• **Extracted data**:
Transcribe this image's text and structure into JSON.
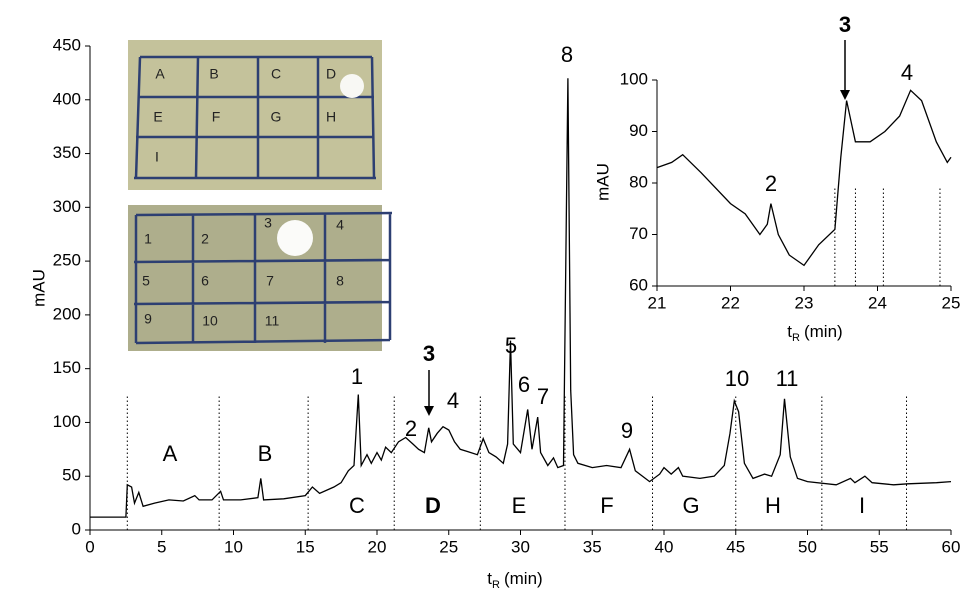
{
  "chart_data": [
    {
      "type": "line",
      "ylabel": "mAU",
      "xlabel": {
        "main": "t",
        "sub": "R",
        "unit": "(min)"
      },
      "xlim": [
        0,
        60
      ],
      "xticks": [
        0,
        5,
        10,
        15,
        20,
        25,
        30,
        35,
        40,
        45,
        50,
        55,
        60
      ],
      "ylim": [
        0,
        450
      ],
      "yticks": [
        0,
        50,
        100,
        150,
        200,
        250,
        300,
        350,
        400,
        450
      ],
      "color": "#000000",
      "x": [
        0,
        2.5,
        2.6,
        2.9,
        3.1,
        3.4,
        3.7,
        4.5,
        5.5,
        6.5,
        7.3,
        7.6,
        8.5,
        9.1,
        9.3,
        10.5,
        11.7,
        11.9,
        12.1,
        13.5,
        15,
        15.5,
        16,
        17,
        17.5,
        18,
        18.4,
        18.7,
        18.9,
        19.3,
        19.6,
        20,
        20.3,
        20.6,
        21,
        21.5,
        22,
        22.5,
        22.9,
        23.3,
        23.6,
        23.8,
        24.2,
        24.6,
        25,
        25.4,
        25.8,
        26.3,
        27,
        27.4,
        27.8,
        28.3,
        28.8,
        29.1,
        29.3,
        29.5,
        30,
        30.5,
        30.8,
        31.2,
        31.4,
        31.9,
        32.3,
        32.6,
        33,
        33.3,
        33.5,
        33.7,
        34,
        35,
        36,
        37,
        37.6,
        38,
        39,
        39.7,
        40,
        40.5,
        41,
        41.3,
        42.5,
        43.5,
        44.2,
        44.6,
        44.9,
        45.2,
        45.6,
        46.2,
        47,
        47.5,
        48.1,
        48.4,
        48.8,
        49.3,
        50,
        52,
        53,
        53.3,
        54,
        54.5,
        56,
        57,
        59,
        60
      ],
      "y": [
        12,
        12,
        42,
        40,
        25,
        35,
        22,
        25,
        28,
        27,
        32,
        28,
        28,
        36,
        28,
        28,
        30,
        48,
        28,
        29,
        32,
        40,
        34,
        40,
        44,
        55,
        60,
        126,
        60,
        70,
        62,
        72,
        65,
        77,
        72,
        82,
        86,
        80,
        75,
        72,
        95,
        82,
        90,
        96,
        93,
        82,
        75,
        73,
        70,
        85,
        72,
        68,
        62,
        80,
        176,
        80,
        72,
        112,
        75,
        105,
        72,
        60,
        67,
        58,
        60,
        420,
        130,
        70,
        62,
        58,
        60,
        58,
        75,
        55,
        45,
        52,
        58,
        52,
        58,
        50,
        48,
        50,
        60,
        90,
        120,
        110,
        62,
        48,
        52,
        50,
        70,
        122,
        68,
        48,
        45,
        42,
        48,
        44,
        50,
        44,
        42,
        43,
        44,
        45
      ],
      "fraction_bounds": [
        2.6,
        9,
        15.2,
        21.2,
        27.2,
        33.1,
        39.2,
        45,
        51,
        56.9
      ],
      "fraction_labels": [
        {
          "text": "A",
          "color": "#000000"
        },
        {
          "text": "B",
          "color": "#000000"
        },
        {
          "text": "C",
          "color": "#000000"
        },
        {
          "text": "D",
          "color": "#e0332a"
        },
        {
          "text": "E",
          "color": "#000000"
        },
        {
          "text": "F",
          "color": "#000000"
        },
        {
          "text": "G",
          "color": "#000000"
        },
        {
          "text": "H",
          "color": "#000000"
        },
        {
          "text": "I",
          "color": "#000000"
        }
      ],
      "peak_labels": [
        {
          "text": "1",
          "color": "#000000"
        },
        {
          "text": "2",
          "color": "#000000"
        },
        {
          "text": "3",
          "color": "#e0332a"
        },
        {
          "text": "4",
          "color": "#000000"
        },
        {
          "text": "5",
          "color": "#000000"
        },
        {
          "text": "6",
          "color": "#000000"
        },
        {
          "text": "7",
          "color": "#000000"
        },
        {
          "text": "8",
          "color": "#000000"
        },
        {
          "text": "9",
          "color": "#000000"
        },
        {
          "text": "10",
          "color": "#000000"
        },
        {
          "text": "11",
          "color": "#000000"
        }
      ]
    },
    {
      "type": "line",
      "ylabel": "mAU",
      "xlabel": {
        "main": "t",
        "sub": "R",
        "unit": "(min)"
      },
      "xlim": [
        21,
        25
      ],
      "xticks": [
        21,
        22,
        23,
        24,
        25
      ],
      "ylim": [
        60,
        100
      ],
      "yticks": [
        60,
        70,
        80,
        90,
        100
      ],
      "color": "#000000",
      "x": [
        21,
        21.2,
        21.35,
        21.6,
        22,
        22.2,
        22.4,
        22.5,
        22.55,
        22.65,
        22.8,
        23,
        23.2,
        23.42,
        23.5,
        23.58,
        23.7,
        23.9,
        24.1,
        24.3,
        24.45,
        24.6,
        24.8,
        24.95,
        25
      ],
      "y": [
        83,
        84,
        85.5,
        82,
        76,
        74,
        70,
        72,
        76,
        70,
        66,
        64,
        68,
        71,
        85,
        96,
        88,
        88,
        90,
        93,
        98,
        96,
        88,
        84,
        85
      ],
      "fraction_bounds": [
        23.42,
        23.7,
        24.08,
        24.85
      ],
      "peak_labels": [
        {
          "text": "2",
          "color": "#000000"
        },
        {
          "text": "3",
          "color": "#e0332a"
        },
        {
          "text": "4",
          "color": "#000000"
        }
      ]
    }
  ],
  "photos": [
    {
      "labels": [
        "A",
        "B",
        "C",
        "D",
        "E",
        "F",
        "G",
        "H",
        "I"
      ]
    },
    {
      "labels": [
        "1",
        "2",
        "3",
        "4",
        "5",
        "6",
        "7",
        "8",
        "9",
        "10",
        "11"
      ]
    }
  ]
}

• **Goal**: Give the entries again without a single change, but with no pictures.

• **Complete output**:
Transcribe this image's text and structure into JSON.
{
  "chart_data": [
    {
      "type": "line",
      "ylabel": "mAU",
      "xlabel": {
        "main": "t",
        "sub": "R",
        "unit": "(min)"
      },
      "xlim": [
        0,
        60
      ],
      "xticks": [
        0,
        5,
        10,
        15,
        20,
        25,
        30,
        35,
        40,
        45,
        50,
        55,
        60
      ],
      "ylim": [
        0,
        450
      ],
      "yticks": [
        0,
        50,
        100,
        150,
        200,
        250,
        300,
        350,
        400,
        450
      ],
      "color": "#000000",
      "x": [
        0,
        2.5,
        2.6,
        2.9,
        3.1,
        3.4,
        3.7,
        4.5,
        5.5,
        6.5,
        7.3,
        7.6,
        8.5,
        9.1,
        9.3,
        10.5,
        11.7,
        11.9,
        12.1,
        13.5,
        15,
        15.5,
        16,
        17,
        17.5,
        18,
        18.4,
        18.7,
        18.9,
        19.3,
        19.6,
        20,
        20.3,
        20.6,
        21,
        21.5,
        22,
        22.5,
        22.9,
        23.3,
        23.6,
        23.8,
        24.2,
        24.6,
        25,
        25.4,
        25.8,
        26.3,
        27,
        27.4,
        27.8,
        28.3,
        28.8,
        29.1,
        29.3,
        29.5,
        30,
        30.5,
        30.8,
        31.2,
        31.4,
        31.9,
        32.3,
        32.6,
        33,
        33.3,
        33.5,
        33.7,
        34,
        35,
        36,
        37,
        37.6,
        38,
        39,
        39.7,
        40,
        40.5,
        41,
        41.3,
        42.5,
        43.5,
        44.2,
        44.6,
        44.9,
        45.2,
        45.6,
        46.2,
        47,
        47.5,
        48.1,
        48.4,
        48.8,
        49.3,
        50,
        52,
        53,
        53.3,
        54,
        54.5,
        56,
        57,
        59,
        60
      ],
      "y": [
        12,
        12,
        42,
        40,
        25,
        35,
        22,
        25,
        28,
        27,
        32,
        28,
        28,
        36,
        28,
        28,
        30,
        48,
        28,
        29,
        32,
        40,
        34,
        40,
        44,
        55,
        60,
        126,
        60,
        70,
        62,
        72,
        65,
        77,
        72,
        82,
        86,
        80,
        75,
        72,
        95,
        82,
        90,
        96,
        93,
        82,
        75,
        73,
        70,
        85,
        72,
        68,
        62,
        80,
        176,
        80,
        72,
        112,
        75,
        105,
        72,
        60,
        67,
        58,
        60,
        420,
        130,
        70,
        62,
        58,
        60,
        58,
        75,
        55,
        45,
        52,
        58,
        52,
        58,
        50,
        48,
        50,
        60,
        90,
        120,
        110,
        62,
        48,
        52,
        50,
        70,
        122,
        68,
        48,
        45,
        42,
        48,
        44,
        50,
        44,
        42,
        43,
        44,
        45
      ],
      "fraction_bounds": [
        2.6,
        9,
        15.2,
        21.2,
        27.2,
        33.1,
        39.2,
        45,
        51,
        56.9
      ],
      "fraction_labels": [
        {
          "text": "A",
          "color": "#000000"
        },
        {
          "text": "B",
          "color": "#000000"
        },
        {
          "text": "C",
          "color": "#000000"
        },
        {
          "text": "D",
          "color": "#e0332a"
        },
        {
          "text": "E",
          "color": "#000000"
        },
        {
          "text": "F",
          "color": "#000000"
        },
        {
          "text": "G",
          "color": "#000000"
        },
        {
          "text": "H",
          "color": "#000000"
        },
        {
          "text": "I",
          "color": "#000000"
        }
      ],
      "peak_labels": [
        {
          "text": "1",
          "color": "#000000"
        },
        {
          "text": "2",
          "color": "#000000"
        },
        {
          "text": "3",
          "color": "#e0332a"
        },
        {
          "text": "4",
          "color": "#000000"
        },
        {
          "text": "5",
          "color": "#000000"
        },
        {
          "text": "6",
          "color": "#000000"
        },
        {
          "text": "7",
          "color": "#000000"
        },
        {
          "text": "8",
          "color": "#000000"
        },
        {
          "text": "9",
          "color": "#000000"
        },
        {
          "text": "10",
          "color": "#000000"
        },
        {
          "text": "11",
          "color": "#000000"
        }
      ]
    },
    {
      "type": "line",
      "ylabel": "mAU",
      "xlabel": {
        "main": "t",
        "sub": "R",
        "unit": "(min)"
      },
      "xlim": [
        21,
        25
      ],
      "xticks": [
        21,
        22,
        23,
        24,
        25
      ],
      "ylim": [
        60,
        100
      ],
      "yticks": [
        60,
        70,
        80,
        90,
        100
      ],
      "color": "#000000",
      "x": [
        21,
        21.2,
        21.35,
        21.6,
        22,
        22.2,
        22.4,
        22.5,
        22.55,
        22.65,
        22.8,
        23,
        23.2,
        23.42,
        23.5,
        23.58,
        23.7,
        23.9,
        24.1,
        24.3,
        24.45,
        24.6,
        24.8,
        24.95,
        25
      ],
      "y": [
        83,
        84,
        85.5,
        82,
        76,
        74,
        70,
        72,
        76,
        70,
        66,
        64,
        68,
        71,
        85,
        96,
        88,
        88,
        90,
        93,
        98,
        96,
        88,
        84,
        85
      ],
      "fraction_bounds": [
        23.42,
        23.7,
        24.08,
        24.85
      ],
      "peak_labels": [
        {
          "text": "2",
          "color": "#000000"
        },
        {
          "text": "3",
          "color": "#e0332a"
        },
        {
          "text": "4",
          "color": "#000000"
        }
      ]
    }
  ],
  "photos": [
    {
      "labels": [
        "A",
        "B",
        "C",
        "D",
        "E",
        "F",
        "G",
        "H",
        "I"
      ]
    },
    {
      "labels": [
        "1",
        "2",
        "3",
        "4",
        "5",
        "6",
        "7",
        "8",
        "9",
        "10",
        "11"
      ]
    }
  ]
}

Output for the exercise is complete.